*Requirement*: Copy all the entries word for word, but omit the pictures.

*Records supplied*:
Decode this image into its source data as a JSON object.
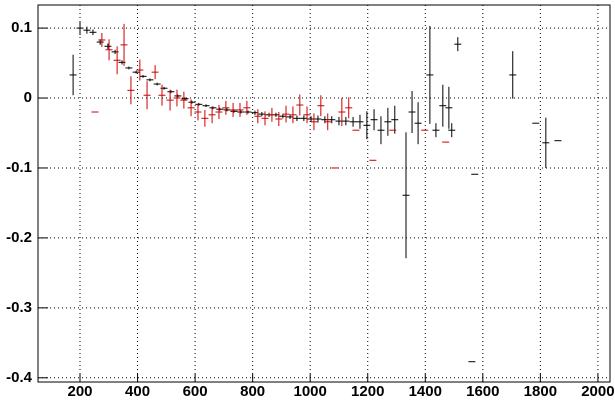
{
  "chart_data": {
    "type": "errorbar",
    "xlim": [
      54,
      2042
    ],
    "ylim": [
      -0.406,
      0.133
    ],
    "xticks": [
      200,
      400,
      600,
      800,
      1000,
      1200,
      1400,
      1600,
      1800,
      2000
    ],
    "yticks": [
      0.1,
      0,
      -0.1,
      -0.2,
      -0.3,
      -0.4
    ],
    "grid": true,
    "series": [
      {
        "color": "#000000",
        "x": [
          176,
          200,
          224,
          245,
          270,
          297,
          322,
          346,
          370,
          395,
          419,
          443,
          468,
          492,
          516,
          540,
          565,
          589,
          613,
          638,
          662,
          686,
          711,
          735,
          759,
          784,
          808,
          832,
          857,
          881,
          905,
          930,
          954,
          978,
          1003,
          1027,
          1051,
          1075,
          1100,
          1124,
          1149,
          1173,
          1197,
          1222,
          1246,
          1270,
          1294,
          1333,
          1354,
          1375,
          1416,
          1437,
          1461,
          1482,
          1492,
          1513,
          1562,
          1572,
          1704,
          1784,
          1819,
          1861
        ],
        "values": [
          0.033,
          0.1,
          0.097,
          0.094,
          0.08,
          0.074,
          0.066,
          0.051,
          0.043,
          0.037,
          0.031,
          0.026,
          0.02,
          0.014,
          0.009,
          0.003,
          -0.001,
          -0.006,
          -0.009,
          -0.011,
          -0.014,
          -0.016,
          -0.017,
          -0.019,
          -0.02,
          -0.02,
          -0.021,
          -0.023,
          -0.024,
          -0.024,
          -0.026,
          -0.027,
          -0.029,
          -0.029,
          -0.03,
          -0.03,
          -0.031,
          -0.031,
          -0.033,
          -0.033,
          -0.034,
          -0.034,
          -0.039,
          -0.031,
          -0.046,
          -0.034,
          -0.031,
          -0.139,
          -0.02,
          -0.036,
          0.033,
          -0.046,
          -0.011,
          -0.014,
          -0.046,
          0.077,
          -0.377,
          -0.109,
          0.033,
          -0.036,
          -0.064,
          -0.061
        ],
        "errors": [
          0.029,
          0.01,
          0.005,
          0.004,
          0.004,
          0.004,
          0.003,
          0.003,
          0.002,
          0.002,
          0.002,
          0.002,
          0.002,
          0.002,
          0.002,
          0.002,
          0.002,
          0.002,
          0.002,
          0.002,
          0.002,
          0.002,
          0.002,
          0.002,
          0.002,
          0.002,
          0.003,
          0.003,
          0.003,
          0.003,
          0.003,
          0.003,
          0.004,
          0.004,
          0.004,
          0.005,
          0.005,
          0.005,
          0.006,
          0.006,
          0.007,
          0.01,
          0.02,
          0.015,
          0.02,
          0.02,
          0.02,
          0.09,
          0.03,
          0.03,
          0.07,
          0.01,
          0.03,
          0.03,
          0.01,
          0.01,
          0,
          0,
          0.034,
          0,
          0.036,
          0
        ]
      },
      {
        "color": "#cc0000",
        "x": [
          252,
          276,
          301,
          329,
          353,
          377,
          408,
          433,
          461,
          485,
          513,
          537,
          561,
          586,
          610,
          634,
          659,
          683,
          707,
          732,
          756,
          780,
          818,
          843,
          867,
          891,
          916,
          940,
          964,
          989,
          1013,
          1037,
          1061,
          1086,
          1110,
          1134,
          1159,
          1218,
          1287,
          1398,
          1471
        ],
        "values": [
          -0.02,
          0.083,
          0.069,
          0.054,
          0.076,
          0.011,
          0.04,
          0.004,
          0.037,
          0.004,
          -0.003,
          0,
          -0.003,
          -0.014,
          -0.02,
          -0.029,
          -0.024,
          -0.02,
          -0.014,
          -0.017,
          -0.017,
          -0.014,
          -0.026,
          -0.029,
          -0.024,
          -0.03,
          -0.023,
          -0.024,
          -0.01,
          -0.024,
          -0.034,
          -0.011,
          -0.034,
          -0.1,
          -0.02,
          -0.014,
          -0.046,
          -0.089,
          -0.046,
          -0.046,
          -0.063
        ],
        "errors": [
          0,
          0.01,
          0.015,
          0.02,
          0.03,
          0.02,
          0.015,
          0.02,
          0.01,
          0.015,
          0.015,
          0.012,
          0.012,
          0.012,
          0.012,
          0.012,
          0.012,
          0.01,
          0.01,
          0.01,
          0.01,
          0.01,
          0.01,
          0.01,
          0.01,
          0.01,
          0.012,
          0.012,
          0.015,
          0.012,
          0.012,
          0.015,
          0.012,
          0,
          0.02,
          0.015,
          0,
          0,
          0,
          0,
          0
        ]
      }
    ]
  }
}
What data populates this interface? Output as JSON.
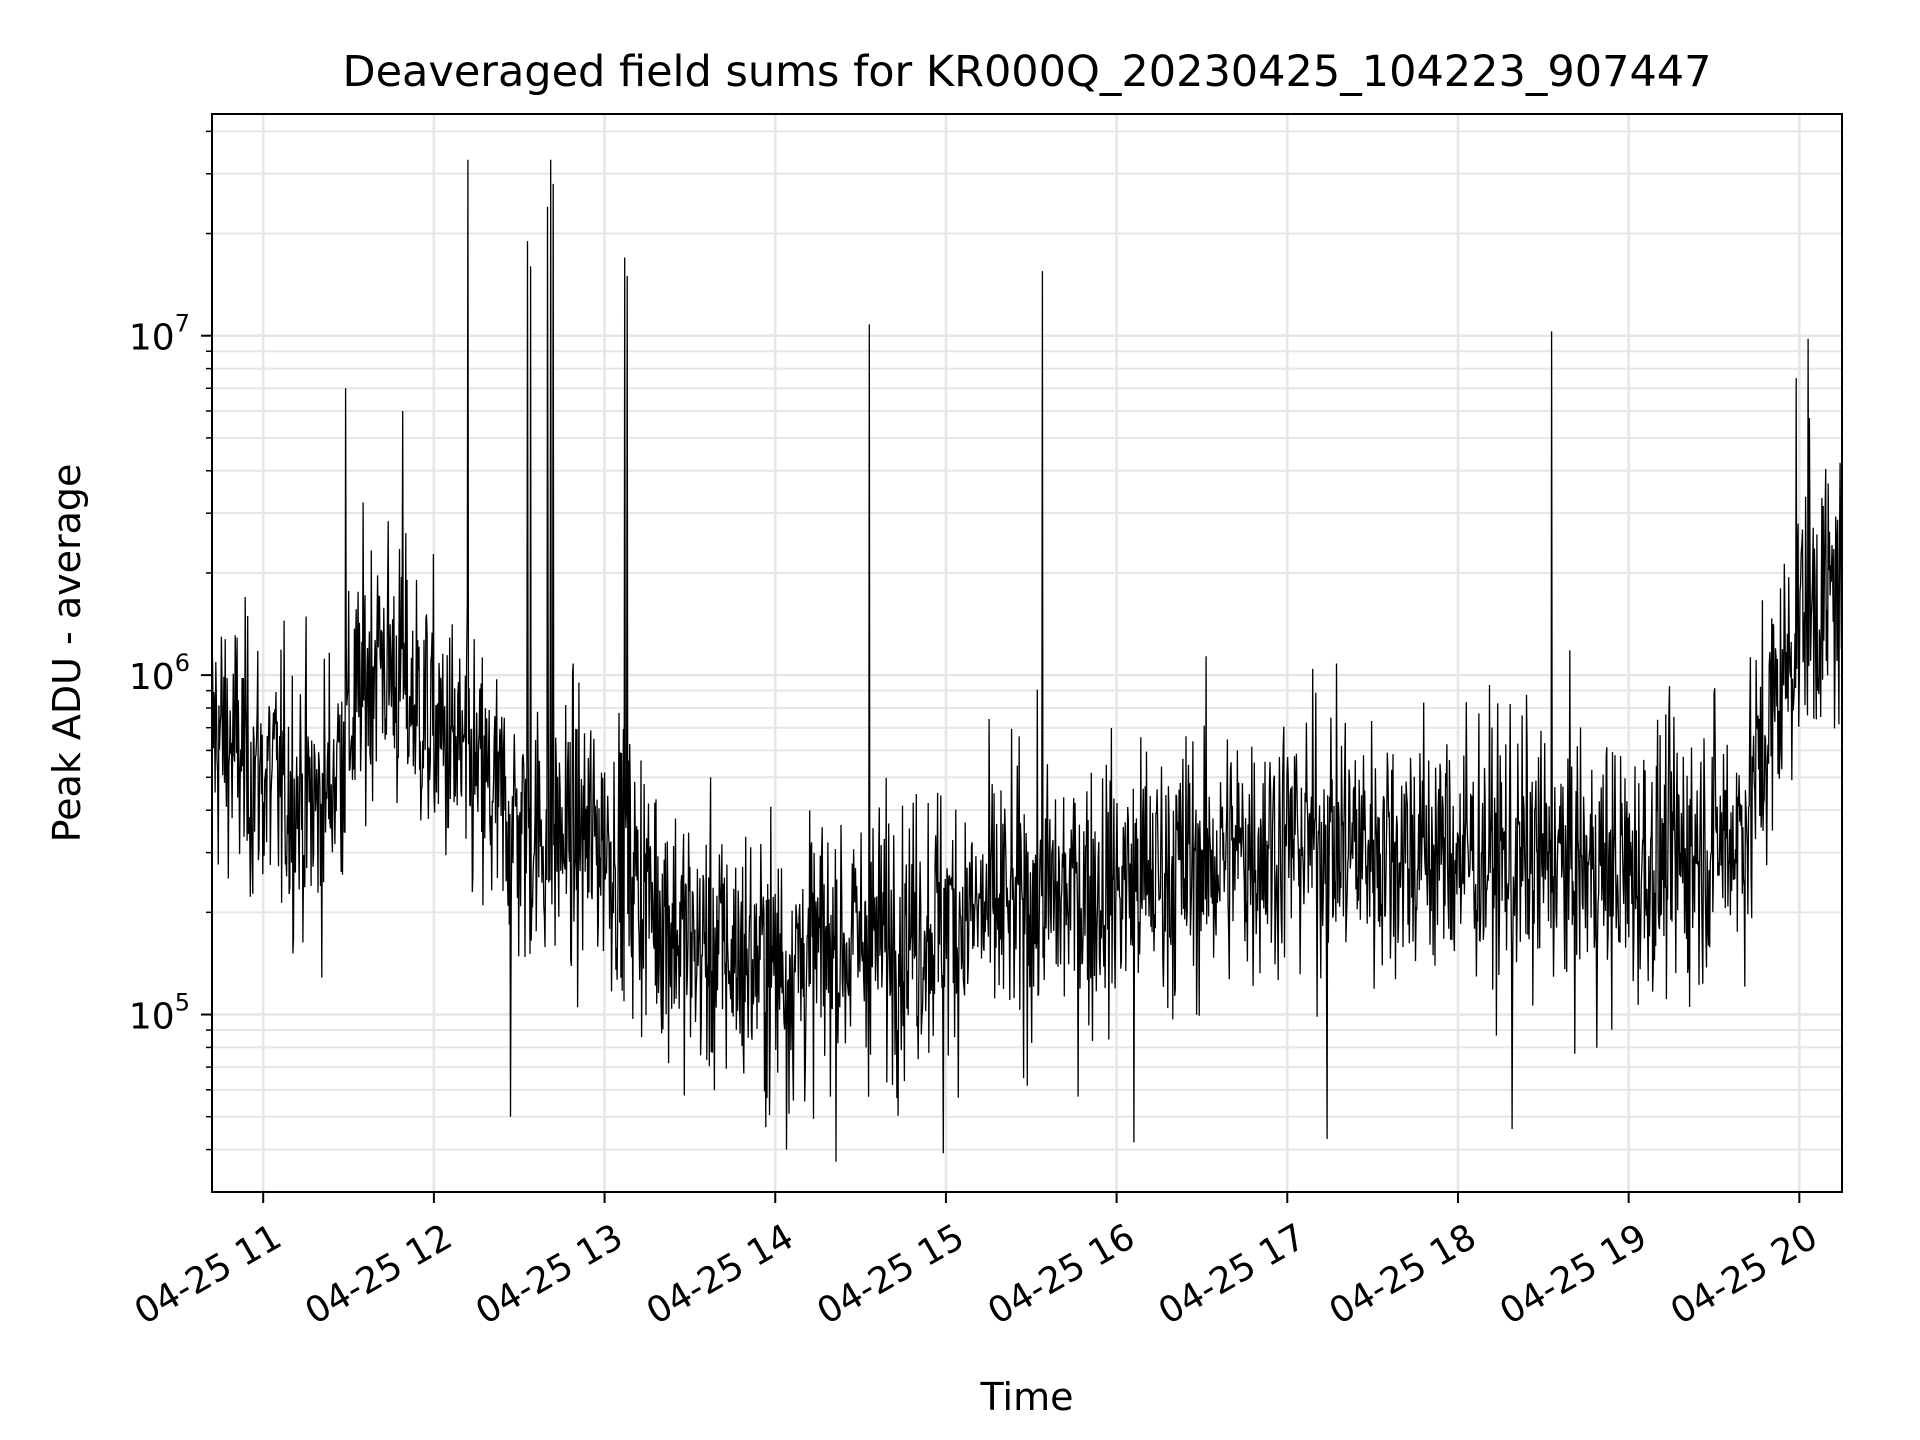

*Correct answer*:
Decode this image into its source data as a JSON object.
{
  "chart_data": {
    "type": "errorbar",
    "xlim": [
      54,
      2042
    ],
    "ylim": [
      -0.406,
      0.133
    ],
    "xticks": [
      200,
      400,
      600,
      800,
      1000,
      1200,
      1400,
      1600,
      1800,
      2000
    ],
    "yticks": [
      0.1,
      0,
      -0.1,
      -0.2,
      -0.3,
      -0.4
    ],
    "grid": true,
    "series": [
      {
        "color": "#000000",
        "x": [
          176,
          200,
          224,
          245,
          270,
          297,
          322,
          346,
          370,
          395,
          419,
          443,
          468,
          492,
          516,
          540,
          565,
          589,
          613,
          638,
          662,
          686,
          711,
          735,
          759,
          784,
          808,
          832,
          857,
          881,
          905,
          930,
          954,
          978,
          1003,
          1027,
          1051,
          1075,
          1100,
          1124,
          1149,
          1173,
          1197,
          1222,
          1246,
          1270,
          1294,
          1333,
          1354,
          1375,
          1416,
          1437,
          1461,
          1482,
          1492,
          1513,
          1562,
          1572,
          1704,
          1784,
          1819,
          1861
        ],
        "values": [
          0.033,
          0.1,
          0.097,
          0.094,
          0.08,
          0.074,
          0.066,
          0.051,
          0.043,
          0.037,
          0.031,
          0.026,
          0.02,
          0.014,
          0.009,
          0.003,
          -0.001,
          -0.006,
          -0.009,
          -0.011,
          -0.014,
          -0.016,
          -0.017,
          -0.019,
          -0.02,
          -0.02,
          -0.021,
          -0.023,
          -0.024,
          -0.024,
          -0.026,
          -0.027,
          -0.029,
          -0.029,
          -0.03,
          -0.03,
          -0.031,
          -0.031,
          -0.033,
          -0.033,
          -0.034,
          -0.034,
          -0.039,
          -0.031,
          -0.046,
          -0.034,
          -0.031,
          -0.139,
          -0.02,
          -0.036,
          0.033,
          -0.046,
          -0.011,
          -0.014,
          -0.046,
          0.077,
          -0.377,
          -0.109,
          0.033,
          -0.036,
          -0.064,
          -0.061
        ],
        "errors": [
          0.029,
          0.01,
          0.005,
          0.004,
          0.004,
          0.004,
          0.003,
          0.003,
          0.002,
          0.002,
          0.002,
          0.002,
          0.002,
          0.002,
          0.002,
          0.002,
          0.002,
          0.002,
          0.002,
          0.002,
          0.002,
          0.002,
          0.002,
          0.002,
          0.002,
          0.002,
          0.003,
          0.003,
          0.003,
          0.003,
          0.003,
          0.003,
          0.004,
          0.004,
          0.004,
          0.005,
          0.005,
          0.005,
          0.006,
          0.006,
          0.007,
          0.01,
          0.02,
          0.015,
          0.02,
          0.02,
          0.02,
          0.09,
          0.03,
          0.03,
          0.07,
          0.01,
          0.03,
          0.03,
          0.01,
          0.01,
          0,
          0,
          0.034,
          0,
          0.036,
          0
        ]
      },
      {
        "color": "#cc0000",
        "x": [
          252,
          276,
          301,
          329,
          353,
          377,
          408,
          433,
          461,
          485,
          513,
          537,
          561,
          586,
          610,
          634,
          659,
          683,
          707,
          732,
          756,
          780,
          818,
          843,
          867,
          891,
          916,
          940,
          964,
          989,
          1013,
          1037,
          1061,
          1086,
          1110,
          1134,
          1159,
          1218,
          1287,
          1398,
          1471
        ],
        "values": [
          -0.02,
          0.083,
          0.069,
          0.054,
          0.076,
          0.011,
          0.04,
          0.004,
          0.037,
          0.004,
          -0.003,
          0,
          -0.003,
          -0.014,
          -0.02,
          -0.029,
          -0.024,
          -0.02,
          -0.014,
          -0.017,
          -0.017,
          -0.014,
          -0.026,
          -0.029,
          -0.024,
          -0.03,
          -0.023,
          -0.024,
          -0.01,
          -0.024,
          -0.034,
          -0.011,
          -0.034,
          -0.1,
          -0.02,
          -0.014,
          -0.046,
          -0.089,
          -0.046,
          -0.046,
          -0.063
        ],
        "errors": [
          0,
          0.01,
          0.015,
          0.02,
          0.03,
          0.02,
          0.015,
          0.02,
          0.01,
          0.015,
          0.015,
          0.012,
          0.012,
          0.012,
          0.012,
          0.012,
          0.012,
          0.01,
          0.01,
          0.01,
          0.01,
          0.01,
          0.01,
          0.01,
          0.01,
          0.01,
          0.012,
          0.012,
          0.015,
          0.012,
          0.012,
          0.015,
          0.012,
          0,
          0.02,
          0.015,
          0,
          0,
          0,
          0,
          0
        ]
      }
    ]
  }
}
What data populates this interface? Output as JSON.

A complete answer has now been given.